Data excerpts
* * * * * * * * *

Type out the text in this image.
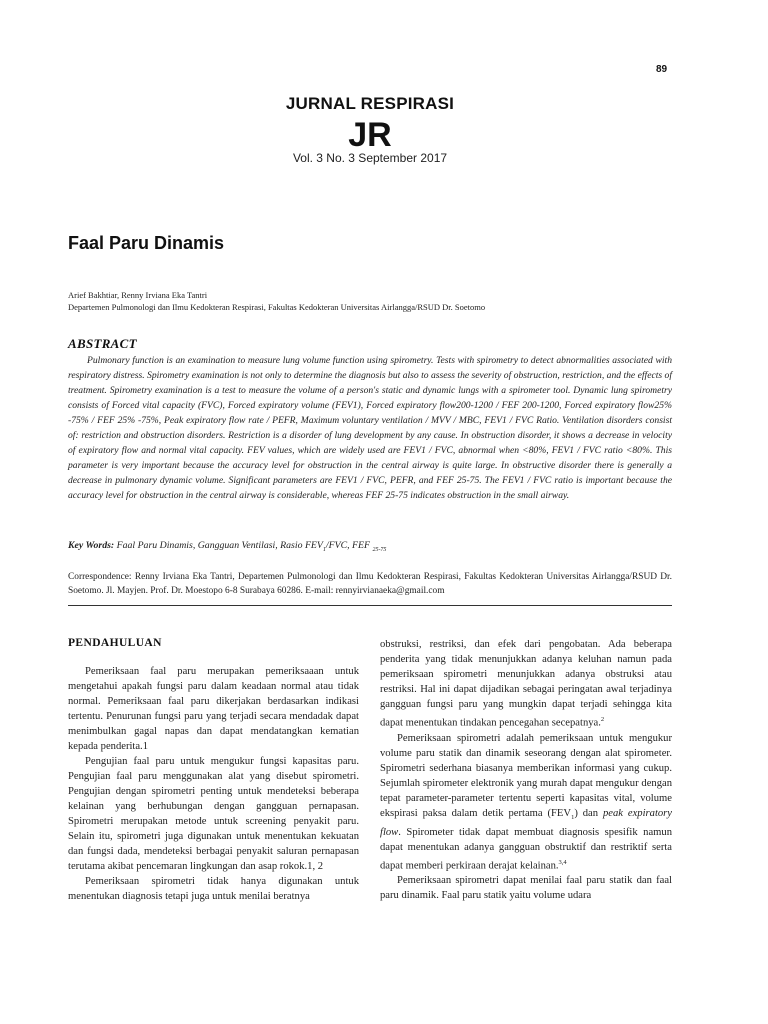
89
JURNAL RESPIRASI
JR
Vol. 3 No. 3 September 2017
Faal Paru Dinamis
Arief Bakhtiar, Renny Irviana Eka Tantri
Departemen Pulmonologi dan Ilmu Kedokteran Respirasi, Fakultas Kedokteran Universitas Airlangga/RSUD Dr. Soetomo
ABSTRACT
Pulmonary function is an examination to measure lung volume function using spirometry. Tests with spirometry to detect abnormalities associated with respiratory distress. Spirometry examination is not only to determine the diagnosis but also to assess the severity of obstruction, restriction, and the effects of treatment. Spirometry examination is a test to measure the volume of a person's static and dynamic lungs with a spirometer tool. Dynamic lung spirometry consists of Forced vital capacity (FVC), Forced expiratory volume (FEV1), Forced expiratory flow200-1200 / FEF 200-1200, Forced expiratory flow25% -75% / FEF 25% -75%, Peak expiratory flow rate / PEFR, Maximum voluntary ventilation / MVV / MBC, FEV1 / FVC Ratio. Ventilation disorders consist of: restriction and obstruction disorders. Restriction is a disorder of lung development by any cause. In obstruction disorder, it shows a decrease in velocity of expiratory flow and normal vital capacity. FEV values, which are widely used are FEV1 / FVC, abnormal when <80%, FEV1 / FVC ratio <80%. This parameter is very important because the accuracy level for obstruction in the central airway is quite large. In obstructive disorder there is generally a decrease in pulmonary dynamic volume. Significant parameters are FEV1 / FVC, PEFR, and FEF 25-75. The FEV1 / FVC ratio is important because the accuracy level for obstruction in the central airway is considerable, whereas FEF 25-75 indicates obstruction in the small airway.
Key Words: Faal Paru Dinamis, Gangguan Ventilasi, Rasio $FEV_1$/FVC, FEF $_{25-75}$
Correspondence: Renny Irviana Eka Tantri, Departemen Pulmonologi dan Ilmu Kedokteran Respirasi, Fakultas Kedokteran Universitas Airlangga/RSUD Dr. Soetomo. Jl. Mayjen. Prof. Dr. Moestopo 6-8 Surabaya 60286. E-mail: rennyirvianaeka@gmail.com
PENDAHULUAN

Pemeriksaan faal paru merupakan pemeriksaaan untuk mengetahui apakah fungsi paru dalam keadaan normal atau tidak normal. Pemeriksaan faal paru dikerjakan berdasarkan indikasi tertentu. Penurunan fungsi paru yang terjadi secara mendadak dapat menimbulkan gagal napas dan dapat mendatangkan kematian kepada penderita.1

Pengujian faal paru untuk mengukur fungsi kapasitas paru. Pengujian faal paru menggunakan alat yang disebut spirometri. Pengujian dengan spirometri penting untuk mendeteksi beberapa kelainan yang berhubungan dengan gangguan pernapasan. Spirometri merupakan metode untuk screening penyakit paru. Selain itu, spirometri juga digunakan untuk menentukan kekuatan dan fungsi dada, mendeteksi berbagai penyakit saluran pernapasan terutama akibat pencemaran lingkungan dan asap rokok.1, 2

Pemeriksaan spirometri tidak hanya digunakan untuk menentukan diagnosis tetapi juga untuk menilai beratnya

obstruksi, restriksi, dan efek dari pengobatan. Ada beberapa penderita yang tidak menunjukkan adanya keluhan namun pada pemeriksaan spirometri menunjukkan adanya obstruksi atau restriksi. Hal ini dapat dijadikan sebagai peringatan awal terjadinya gangguan fungsi paru yang mungkin dapat terjadi sehingga kita dapat menentukan tindakan pencegahan secepatnya.$^2$

Pemeriksaan spirometri adalah pemeriksaan untuk mengukur volume paru statik dan dinamik seseorang dengan alat spirometer. Spirometri sederhana biasanya memberikan informasi yang cukup. Sejumlah spirometer elektronik yang murah dapat mengukur dengan tepat parameter-parameter tertentu seperti kapasitas vital, volume ekspirasi paksa dalam detik pertama $(FEV_1)$ dan peak expiratory flow. Spirometer tidak dapat membuat diagnosis spesifik namun dapat menentukan adanya gangguan obstruktif dan restriktif serta dapat memberi perkiraan derajat kelainan.$^{3,4}$

Pemeriksaan spirometri dapat menilai faal paru statik dan faal paru dinamik. Faal paru statik yaitu volume udara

* * * * * * * * *

● **Stated problem**
Go through the data above and transcribe it in full, omitting any image.

● **Solution for this task**
Type out the text in this image.
89
JURNAL RESPIRASI
JR
Vol. 3 No. 3 September 2017
Faal Paru Dinamis
Arief Bakhtiar, Renny Irviana Eka Tantri
Departemen Pulmonologi dan Ilmu Kedokteran Respirasi, Fakultas Kedokteran Universitas Airlangga/RSUD Dr. Soetomo
ABSTRACT
Pulmonary function is an examination to measure lung volume function using spirometry. Tests with spirometry to detect abnormalities associated with respiratory distress. Spirometry examination is not only to determine the diagnosis but also to assess the severity of obstruction, restriction, and the effects of treatment. Spirometry examination is a test to measure the volume of a person's static and dynamic lungs with a spirometer tool. Dynamic lung spirometry consists of Forced vital capacity (FVC), Forced expiratory volume (FEV1), Forced expiratory flow200-1200 / FEF 200-1200, Forced expiratory flow25% -75% / FEF 25% -75%, Peak expiratory flow rate / PEFR, Maximum voluntary ventilation / MVV / MBC, FEV1 / FVC Ratio. Ventilation disorders consist of: restriction and obstruction disorders. Restriction is a disorder of lung development by any cause. In obstruction disorder, it shows a decrease in velocity of expiratory flow and normal vital capacity. FEV values, which are widely used are FEV1 / FVC, abnormal when <80%, FEV1 / FVC ratio <80%. This parameter is very important because the accuracy level for obstruction in the central airway is quite large. In obstructive disorder there is generally a decrease in pulmonary dynamic volume. Significant parameters are FEV1 / FVC, PEFR, and FEF 25-75. The FEV1 / FVC ratio is important because the accuracy level for obstruction in the central airway is considerable, whereas FEF 25-75 indicates obstruction in the small airway.
Key Words: Faal Paru Dinamis, Gangguan Ventilasi, Rasio $FEV_1$/FVC, FEF $_{25-75}$
Correspondence: Renny Irviana Eka Tantri, Departemen Pulmonologi dan Ilmu Kedokteran Respirasi, Fakultas Kedokteran Universitas Airlangga/RSUD Dr. Soetomo. Jl. Mayjen. Prof. Dr. Moestopo 6-8 Surabaya 60286. E-mail: rennyirvianaeka@gmail.com
PENDAHULUAN

Pemeriksaan faal paru merupakan pemeriksaaan untuk mengetahui apakah fungsi paru dalam keadaan normal atau tidak normal. Pemeriksaan faal paru dikerjakan berdasarkan indikasi tertentu. Penurunan fungsi paru yang terjadi secara mendadak dapat menimbulkan gagal napas dan dapat mendatangkan kematian kepada penderita.1

Pengujian faal paru untuk mengukur fungsi kapasitas paru. Pengujian faal paru menggunakan alat yang disebut spirometri. Pengujian dengan spirometri penting untuk mendeteksi beberapa kelainan yang berhubungan dengan gangguan pernapasan. Spirometri merupakan metode untuk screening penyakit paru. Selain itu, spirometri juga digunakan untuk menentukan kekuatan dan fungsi dada, mendeteksi berbagai penyakit saluran pernapasan terutama akibat pencemaran lingkungan dan asap rokok.1, 2

Pemeriksaan spirometri tidak hanya digunakan untuk menentukan diagnosis tetapi juga untuk menilai beratnya

obstruksi, restriksi, dan efek dari pengobatan. Ada beberapa penderita yang tidak menunjukkan adanya keluhan namun pada pemeriksaan spirometri menunjukkan adanya obstruksi atau restriksi. Hal ini dapat dijadikan sebagai peringatan awal terjadinya gangguan fungsi paru yang mungkin dapat terjadi sehingga kita dapat menentukan tindakan pencegahan secepatnya.$^2$

Pemeriksaan spirometri adalah pemeriksaan untuk mengukur volume paru statik dan dinamik seseorang dengan alat spirometer. Spirometri sederhana biasanya memberikan informasi yang cukup. Sejumlah spirometer elektronik yang murah dapat mengukur dengan tepat parameter-parameter tertentu seperti kapasitas vital, volume ekspirasi paksa dalam detik pertama $(FEV_1)$ dan peak expiratory flow. Spirometer tidak dapat membuat diagnosis spesifik namun dapat menentukan adanya gangguan obstruktif dan restriktif serta dapat memberi perkiraan derajat kelainan.$^{3,4}$

Pemeriksaan spirometri dapat menilai faal paru statik dan faal paru dinamik. Faal paru statik yaitu volume udara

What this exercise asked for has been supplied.